### [WHAT THIS TASK INVOLVES]
Exactly as written, print out each entry in the data, with no pictures.

(Beginning of DATASET)

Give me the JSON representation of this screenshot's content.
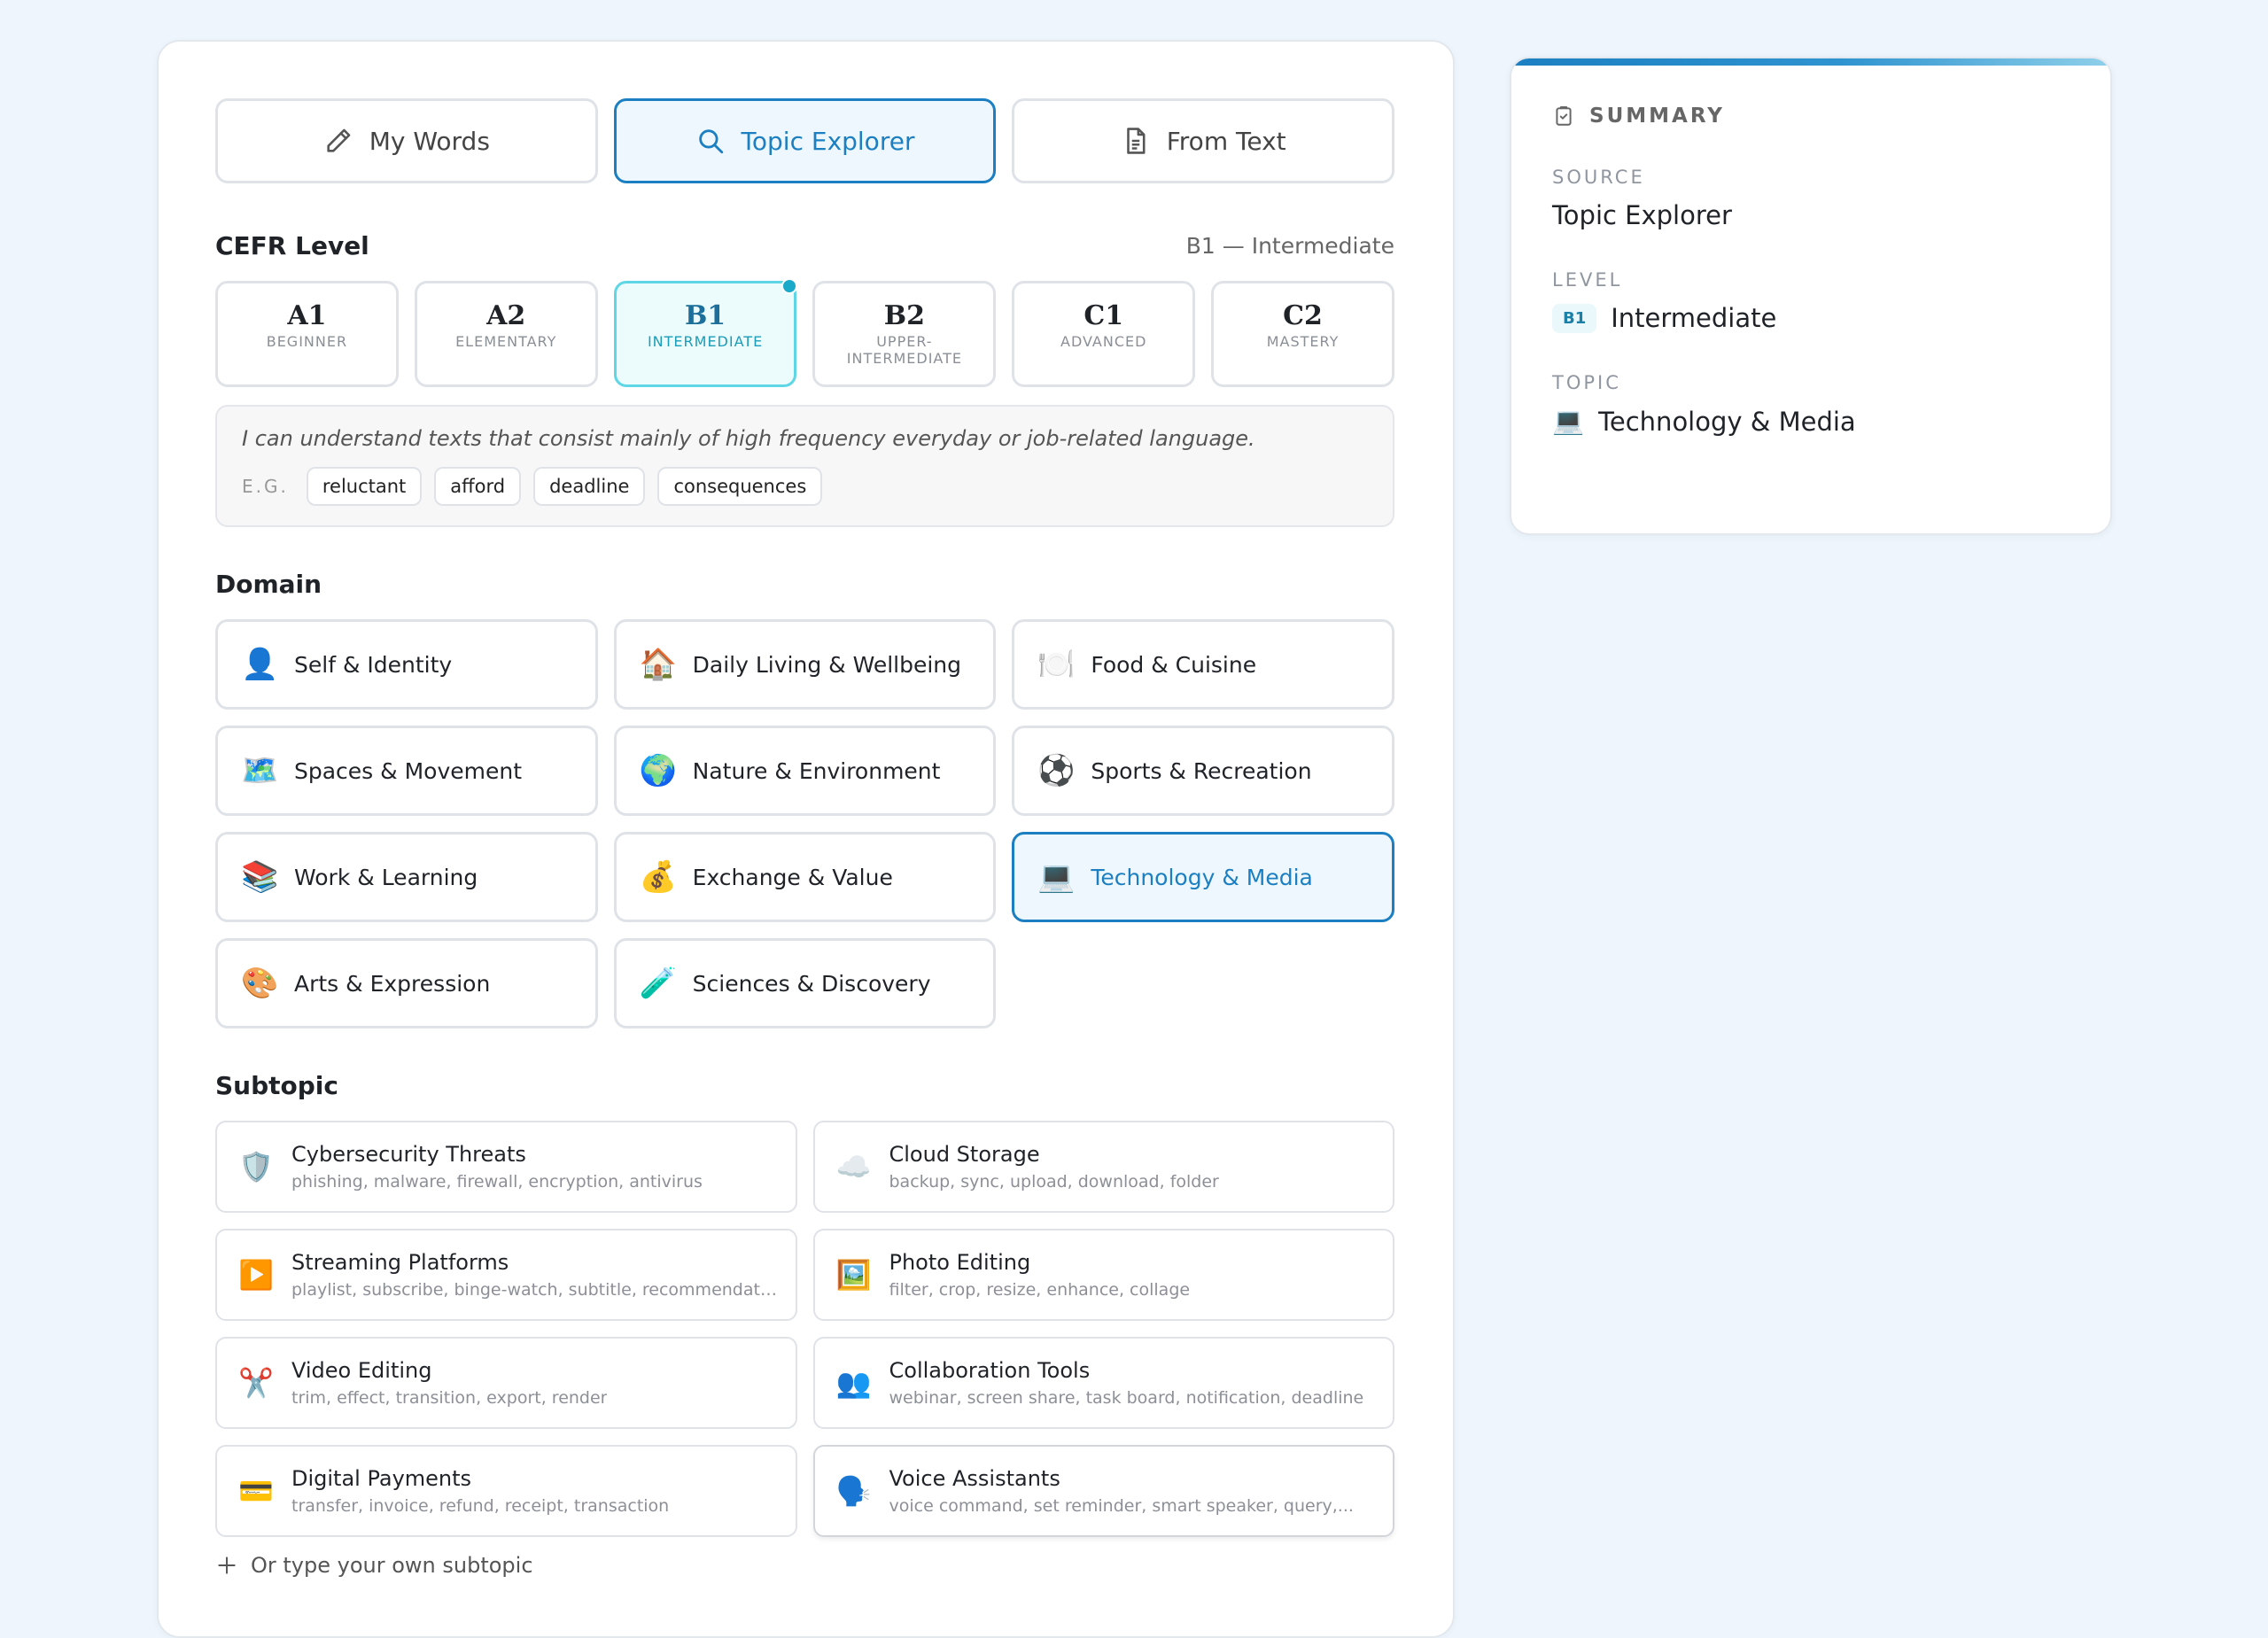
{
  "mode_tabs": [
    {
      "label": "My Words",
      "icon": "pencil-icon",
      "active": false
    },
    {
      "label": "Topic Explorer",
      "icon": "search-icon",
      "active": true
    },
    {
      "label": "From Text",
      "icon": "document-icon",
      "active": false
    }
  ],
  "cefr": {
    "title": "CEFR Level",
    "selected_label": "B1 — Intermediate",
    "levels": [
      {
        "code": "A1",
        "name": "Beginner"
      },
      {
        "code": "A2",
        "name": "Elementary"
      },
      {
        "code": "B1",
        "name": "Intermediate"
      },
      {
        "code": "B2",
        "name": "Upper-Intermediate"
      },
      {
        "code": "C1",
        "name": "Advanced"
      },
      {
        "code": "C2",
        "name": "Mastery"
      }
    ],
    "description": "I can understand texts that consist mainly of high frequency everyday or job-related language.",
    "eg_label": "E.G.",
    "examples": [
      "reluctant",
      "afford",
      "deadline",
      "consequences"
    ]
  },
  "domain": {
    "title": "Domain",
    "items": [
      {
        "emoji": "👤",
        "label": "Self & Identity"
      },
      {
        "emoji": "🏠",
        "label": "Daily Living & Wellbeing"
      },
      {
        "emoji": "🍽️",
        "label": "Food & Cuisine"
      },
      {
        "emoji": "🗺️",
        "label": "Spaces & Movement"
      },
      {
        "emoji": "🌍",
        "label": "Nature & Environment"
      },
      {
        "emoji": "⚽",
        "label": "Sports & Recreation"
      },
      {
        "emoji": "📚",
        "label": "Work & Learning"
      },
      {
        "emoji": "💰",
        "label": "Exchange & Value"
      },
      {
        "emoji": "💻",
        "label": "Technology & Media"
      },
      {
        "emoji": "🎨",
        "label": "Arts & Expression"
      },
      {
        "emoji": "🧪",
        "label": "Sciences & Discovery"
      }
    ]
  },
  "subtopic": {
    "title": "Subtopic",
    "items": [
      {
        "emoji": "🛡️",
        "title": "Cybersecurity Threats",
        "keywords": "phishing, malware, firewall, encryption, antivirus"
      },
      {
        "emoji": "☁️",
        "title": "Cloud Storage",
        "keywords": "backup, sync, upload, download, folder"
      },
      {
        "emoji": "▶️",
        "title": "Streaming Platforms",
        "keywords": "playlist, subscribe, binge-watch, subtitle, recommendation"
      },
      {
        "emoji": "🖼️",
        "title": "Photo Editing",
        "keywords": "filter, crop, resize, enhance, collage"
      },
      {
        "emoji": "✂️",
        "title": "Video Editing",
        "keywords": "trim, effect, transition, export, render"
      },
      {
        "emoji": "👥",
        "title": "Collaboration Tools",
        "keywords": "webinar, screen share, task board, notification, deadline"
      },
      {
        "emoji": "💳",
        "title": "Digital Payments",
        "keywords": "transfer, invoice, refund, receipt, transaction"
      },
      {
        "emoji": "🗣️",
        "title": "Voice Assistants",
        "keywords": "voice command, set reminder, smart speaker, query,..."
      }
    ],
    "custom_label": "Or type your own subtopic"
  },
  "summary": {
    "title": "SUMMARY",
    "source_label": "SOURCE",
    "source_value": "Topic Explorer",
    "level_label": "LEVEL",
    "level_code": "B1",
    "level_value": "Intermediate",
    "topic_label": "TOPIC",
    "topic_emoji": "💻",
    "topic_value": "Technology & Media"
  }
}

(End of DATASET)

### [ANSWER BOX]
Give me the JSON representation of this screenshot's content.
{
  "mode_tabs": [
    {
      "label": "My Words",
      "icon": "pencil-icon",
      "active": false
    },
    {
      "label": "Topic Explorer",
      "icon": "search-icon",
      "active": true
    },
    {
      "label": "From Text",
      "icon": "document-icon",
      "active": false
    }
  ],
  "cefr": {
    "title": "CEFR Level",
    "selected_label": "B1 — Intermediate",
    "levels": [
      {
        "code": "A1",
        "name": "Beginner"
      },
      {
        "code": "A2",
        "name": "Elementary"
      },
      {
        "code": "B1",
        "name": "Intermediate"
      },
      {
        "code": "B2",
        "name": "Upper-Intermediate"
      },
      {
        "code": "C1",
        "name": "Advanced"
      },
      {
        "code": "C2",
        "name": "Mastery"
      }
    ],
    "description": "I can understand texts that consist mainly of high frequency everyday or job-related language.",
    "eg_label": "E.G.",
    "examples": [
      "reluctant",
      "afford",
      "deadline",
      "consequences"
    ]
  },
  "domain": {
    "title": "Domain",
    "items": [
      {
        "emoji": "👤",
        "label": "Self & Identity"
      },
      {
        "emoji": "🏠",
        "label": "Daily Living & Wellbeing"
      },
      {
        "emoji": "🍽️",
        "label": "Food & Cuisine"
      },
      {
        "emoji": "🗺️",
        "label": "Spaces & Movement"
      },
      {
        "emoji": "🌍",
        "label": "Nature & Environment"
      },
      {
        "emoji": "⚽",
        "label": "Sports & Recreation"
      },
      {
        "emoji": "📚",
        "label": "Work & Learning"
      },
      {
        "emoji": "💰",
        "label": "Exchange & Value"
      },
      {
        "emoji": "💻",
        "label": "Technology & Media"
      },
      {
        "emoji": "🎨",
        "label": "Arts & Expression"
      },
      {
        "emoji": "🧪",
        "label": "Sciences & Discovery"
      }
    ]
  },
  "subtopic": {
    "title": "Subtopic",
    "items": [
      {
        "emoji": "🛡️",
        "title": "Cybersecurity Threats",
        "keywords": "phishing, malware, firewall, encryption, antivirus"
      },
      {
        "emoji": "☁️",
        "title": "Cloud Storage",
        "keywords": "backup, sync, upload, download, folder"
      },
      {
        "emoji": "▶️",
        "title": "Streaming Platforms",
        "keywords": "playlist, subscribe, binge-watch, subtitle, recommendation"
      },
      {
        "emoji": "🖼️",
        "title": "Photo Editing",
        "keywords": "filter, crop, resize, enhance, collage"
      },
      {
        "emoji": "✂️",
        "title": "Video Editing",
        "keywords": "trim, effect, transition, export, render"
      },
      {
        "emoji": "👥",
        "title": "Collaboration Tools",
        "keywords": "webinar, screen share, task board, notification, deadline"
      },
      {
        "emoji": "💳",
        "title": "Digital Payments",
        "keywords": "transfer, invoice, refund, receipt, transaction"
      },
      {
        "emoji": "🗣️",
        "title": "Voice Assistants",
        "keywords": "voice command, set reminder, smart speaker, query,..."
      }
    ],
    "custom_label": "Or type your own subtopic"
  },
  "summary": {
    "title": "SUMMARY",
    "source_label": "SOURCE",
    "source_value": "Topic Explorer",
    "level_label": "LEVEL",
    "level_code": "B1",
    "level_value": "Intermediate",
    "topic_label": "TOPIC",
    "topic_emoji": "💻",
    "topic_value": "Technology & Media"
  }
}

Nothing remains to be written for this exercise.